## THE EXERCISE
Using the records below, locate all lines containing "JSON" and return them.

□ □ □

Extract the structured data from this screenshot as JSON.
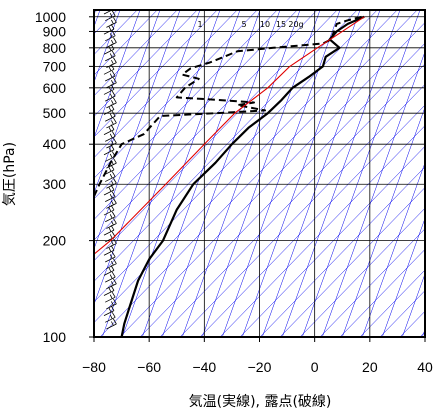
{
  "chart_data": {
    "type": "line",
    "title": "",
    "xlabel": "気温(実線), 露点(破線)",
    "ylabel": "気圧(hPa)",
    "xlim": [
      -80,
      40
    ],
    "ylim": [
      1050,
      100
    ],
    "y_scale": "log",
    "x_ticks": [
      "−80",
      "−60",
      "−40",
      "−20",
      "0",
      "20",
      "40"
    ],
    "x_tick_values": [
      -80,
      -60,
      -40,
      -20,
      0,
      20,
      40
    ],
    "y_ticks": [
      "100",
      "200",
      "300",
      "400",
      "500",
      "600",
      "700",
      "800",
      "900",
      "1000"
    ],
    "y_tick_values": [
      100,
      200,
      300,
      400,
      500,
      600,
      700,
      800,
      900,
      1000
    ],
    "mixing_ratio_labels": [
      "1",
      "5",
      "10",
      "15",
      "20g"
    ],
    "mixing_ratio_values": [
      1,
      5,
      10,
      15,
      20
    ],
    "grid": true,
    "colors": {
      "temperature": "#000000",
      "dewpoint": "#000000",
      "parcel": "#e00000",
      "isotherm": "#0000ee",
      "adiabat": "#0000ee",
      "grid": "#000000"
    },
    "series": [
      {
        "name": "",
        "role": "temperature",
        "style": "solid",
        "points": [
          {
            "t": 18,
            "p": 1000
          },
          {
            "t": 12,
            "p": 950
          },
          {
            "t": 8,
            "p": 900
          },
          {
            "t": 5.5,
            "p": 850
          },
          {
            "t": 9,
            "p": 800
          },
          {
            "t": 4,
            "p": 750
          },
          {
            "t": 3,
            "p": 700
          },
          {
            "t": -2,
            "p": 650
          },
          {
            "t": -8,
            "p": 600
          },
          {
            "t": -12,
            "p": 550
          },
          {
            "t": -17,
            "p": 500
          },
          {
            "t": -24,
            "p": 450
          },
          {
            "t": -30,
            "p": 400
          },
          {
            "t": -36,
            "p": 350
          },
          {
            "t": -44,
            "p": 300
          },
          {
            "t": -50,
            "p": 250
          },
          {
            "t": -55,
            "p": 200
          },
          {
            "t": -60,
            "p": 175
          },
          {
            "t": -64,
            "p": 150
          },
          {
            "t": -67,
            "p": 125
          },
          {
            "t": -69,
            "p": 110
          },
          {
            "t": -70,
            "p": 100
          }
        ]
      },
      {
        "name": "",
        "role": "dewpoint",
        "style": "dashed",
        "points": [
          {
            "t": 17,
            "p": 1000
          },
          {
            "t": 12,
            "p": 975
          },
          {
            "t": 8,
            "p": 950
          },
          {
            "t": 7,
            "p": 900
          },
          {
            "t": 6,
            "p": 850
          },
          {
            "t": 3,
            "p": 825
          },
          {
            "t": -15,
            "p": 800
          },
          {
            "t": -28,
            "p": 780
          },
          {
            "t": -38,
            "p": 720
          },
          {
            "t": -45,
            "p": 690
          },
          {
            "t": -48,
            "p": 660
          },
          {
            "t": -42,
            "p": 640
          },
          {
            "t": -47,
            "p": 600
          },
          {
            "t": -50,
            "p": 560
          },
          {
            "t": -35,
            "p": 550
          },
          {
            "t": -22,
            "p": 540
          },
          {
            "t": -28,
            "p": 530
          },
          {
            "t": -18,
            "p": 510
          },
          {
            "t": -36,
            "p": 500
          },
          {
            "t": -56,
            "p": 490
          },
          {
            "t": -62,
            "p": 430
          },
          {
            "t": -70,
            "p": 400
          },
          {
            "t": -74,
            "p": 350
          },
          {
            "t": -78,
            "p": 300
          },
          {
            "t": -80,
            "p": 275
          }
        ]
      },
      {
        "name": "",
        "role": "parcel",
        "style": "solid",
        "points": [
          {
            "t": 18,
            "p": 1000
          },
          {
            "t": 10,
            "p": 900
          },
          {
            "t": 1,
            "p": 800
          },
          {
            "t": -9,
            "p": 700
          },
          {
            "t": -17,
            "p": 600
          },
          {
            "t": -29,
            "p": 500
          },
          {
            "t": -40,
            "p": 400
          },
          {
            "t": -54,
            "p": 300
          },
          {
            "t": -74,
            "p": 200
          },
          {
            "t": -84,
            "p": 170
          }
        ]
      }
    ]
  }
}
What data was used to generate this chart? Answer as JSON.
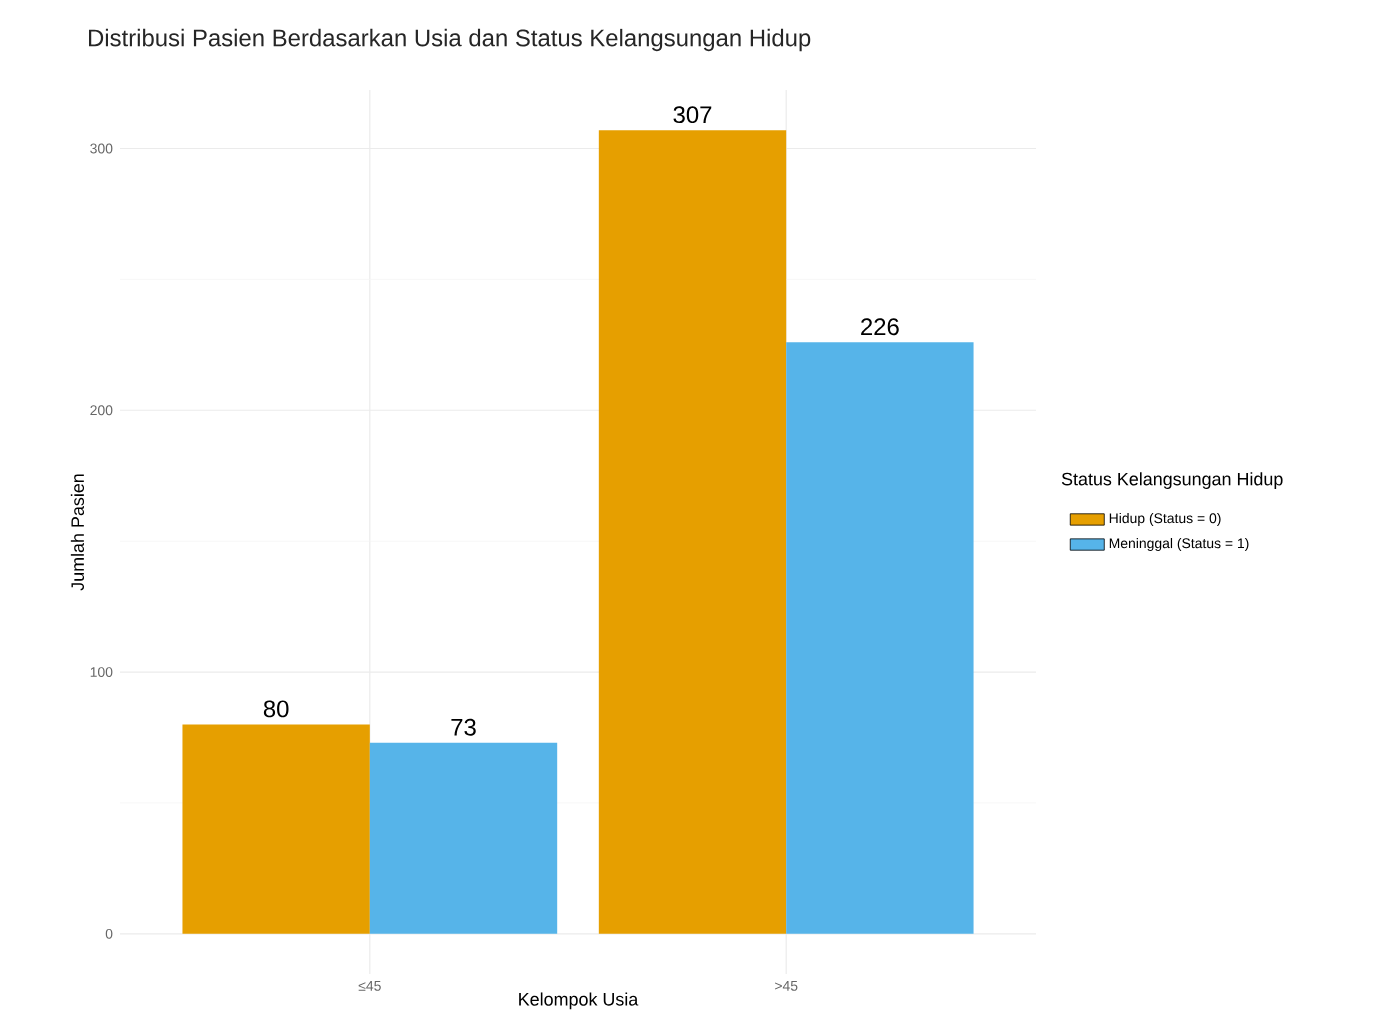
{
  "chart_data": {
    "type": "bar",
    "title": "Distribusi Pasien Berdasarkan Usia dan Status Kelangsungan Hidup",
    "xlabel": "Kelompok Usia",
    "ylabel": "Jumlah Pasien",
    "legend_title": "Status Kelangsungan Hidup",
    "categories": [
      "≤45",
      ">45"
    ],
    "series": [
      {
        "name": "Hidup (Status = 0)",
        "color": "#e69f00",
        "values": [
          80,
          307
        ]
      },
      {
        "name": "Meninggal (Status = 1)",
        "color": "#56b4e9",
        "values": [
          73,
          226
        ]
      }
    ],
    "ylim": [
      -15.35,
      322.35
    ],
    "yticks": [
      0,
      100,
      200,
      300
    ],
    "grid": true,
    "legend": "right",
    "data_labels": true
  }
}
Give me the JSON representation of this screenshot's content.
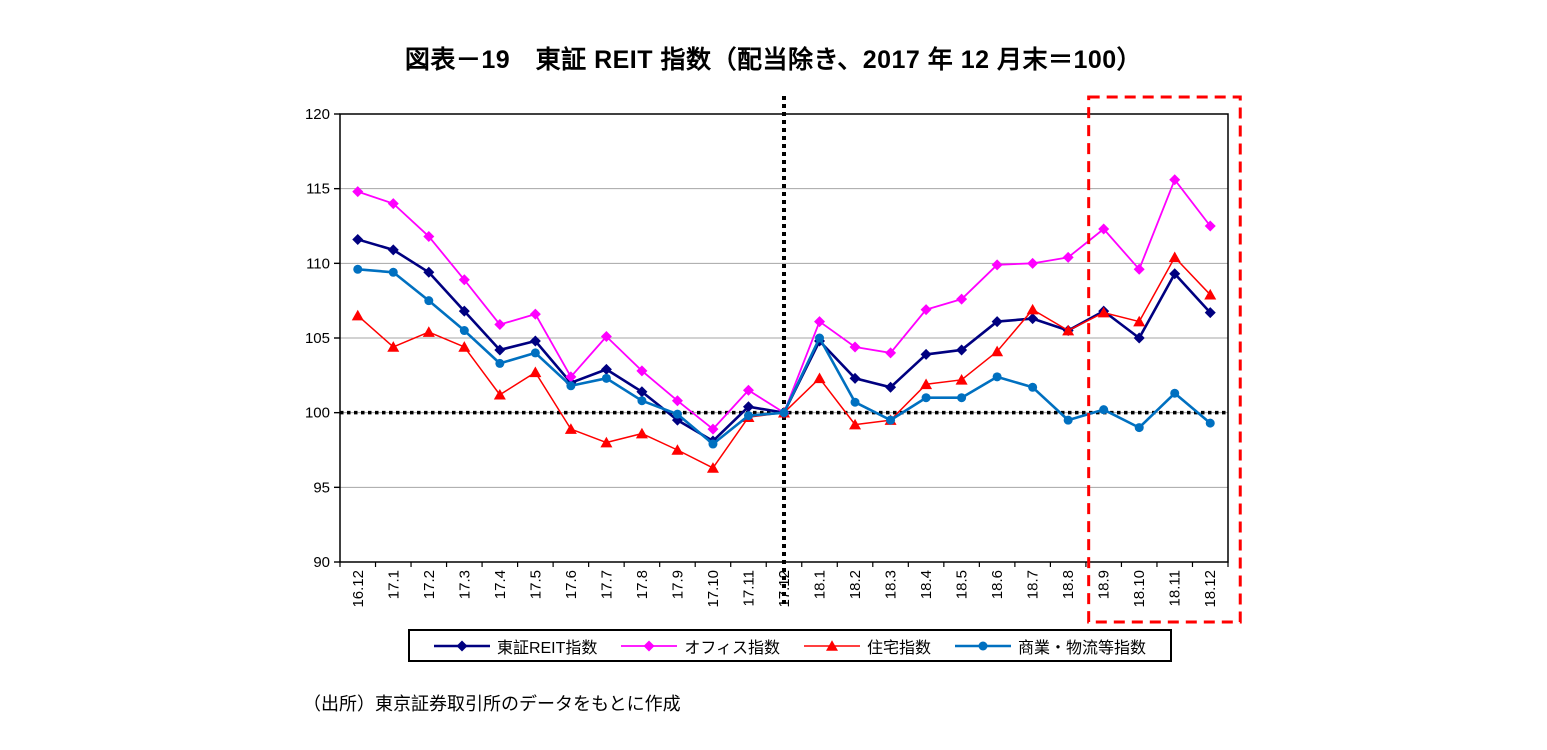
{
  "title": "図表－19　東証 REIT 指数（配当除き、2017 年 12 月末＝100）",
  "source_note": "（出所）東京証券取引所のデータをもとに作成",
  "chart_data": {
    "type": "line",
    "title": "図表－19　東証 REIT 指数（配当除き、2017 年 12 月末＝100）",
    "xlabel": "",
    "ylabel": "",
    "ylim": [
      90,
      120
    ],
    "ytick_step": 5,
    "grid": true,
    "gridline_color": "#a6a6a6",
    "baseline_value": 100,
    "baseline_style": "thick dotted black",
    "vline_category": "17.12",
    "vline_style": "thick dotted black",
    "highlight_box": {
      "from_category": "18.9",
      "to_category": "18.12",
      "color": "#ff0000",
      "style": "dashed"
    },
    "legend_position": "bottom",
    "categories": [
      "16.12",
      "17.1",
      "17.2",
      "17.3",
      "17.4",
      "17.5",
      "17.6",
      "17.7",
      "17.8",
      "17.9",
      "17.10",
      "17.11",
      "17.12",
      "18.1",
      "18.2",
      "18.3",
      "18.4",
      "18.5",
      "18.6",
      "18.7",
      "18.8",
      "18.9",
      "18.10",
      "18.11",
      "18.12"
    ],
    "series": [
      {
        "name": "東証REIT指数",
        "color": "#000080",
        "marker": "diamond",
        "line_width": 2.6,
        "values": [
          111.6,
          110.9,
          109.4,
          106.8,
          104.2,
          104.8,
          102.0,
          102.9,
          101.4,
          99.5,
          98.1,
          100.4,
          100.0,
          104.8,
          102.3,
          101.7,
          103.9,
          104.2,
          106.1,
          106.3,
          105.5,
          106.8,
          105.0,
          109.3,
          106.7
        ]
      },
      {
        "name": "オフィス指数",
        "color": "#ff00ff",
        "marker": "diamond",
        "line_width": 1.8,
        "values": [
          114.8,
          114.0,
          111.8,
          108.9,
          105.9,
          106.6,
          102.4,
          105.1,
          102.8,
          100.8,
          98.9,
          101.5,
          100.0,
          106.1,
          104.4,
          104.0,
          106.9,
          107.6,
          109.9,
          110.0,
          110.4,
          112.3,
          109.6,
          115.6,
          112.5
        ]
      },
      {
        "name": "住宅指数",
        "color": "#ff0000",
        "marker": "triangle",
        "line_width": 1.5,
        "values": [
          106.5,
          104.4,
          105.4,
          104.4,
          101.2,
          102.7,
          98.9,
          98.0,
          98.6,
          97.5,
          96.3,
          99.7,
          100.0,
          102.3,
          99.2,
          99.5,
          101.9,
          102.2,
          104.1,
          106.9,
          105.5,
          106.7,
          106.1,
          110.4,
          107.9
        ]
      },
      {
        "name": "商業・物流等指数",
        "color": "#0070c0",
        "marker": "circle",
        "line_width": 2.6,
        "values": [
          109.6,
          109.4,
          107.5,
          105.5,
          103.3,
          104.0,
          101.8,
          102.3,
          100.8,
          99.9,
          97.9,
          99.8,
          100.0,
          105.0,
          100.7,
          99.5,
          101.0,
          101.0,
          102.4,
          101.7,
          99.5,
          100.2,
          99.0,
          101.3,
          99.3
        ]
      }
    ]
  }
}
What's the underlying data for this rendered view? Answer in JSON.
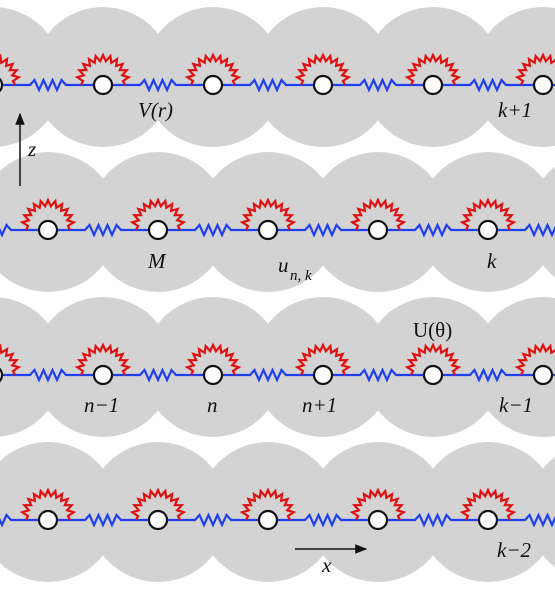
{
  "labels": {
    "potential_v": "V(r)",
    "row_k_plus_1": "k+1",
    "axis_z": "z",
    "mass": "M",
    "displacement_u": "u",
    "displacement_sub": "n, k",
    "row_k": "k",
    "potential_u": "U(θ)",
    "col_n_minus_1": "n−1",
    "col_n": "n",
    "col_n_plus_1": "n+1",
    "row_k_minus_1": "k−1",
    "row_k_minus_2": "k−2",
    "axis_x": "x"
  }
}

□ □ □

## PROBLEM SOLUTION
Extract the structured data from this screenshot as JSON.
What data was used to generate this chart? Answer as JSON.
Give me the JSON representation of this screenshot's content.
What's the underlying data for this rendered view? Answer in JSON.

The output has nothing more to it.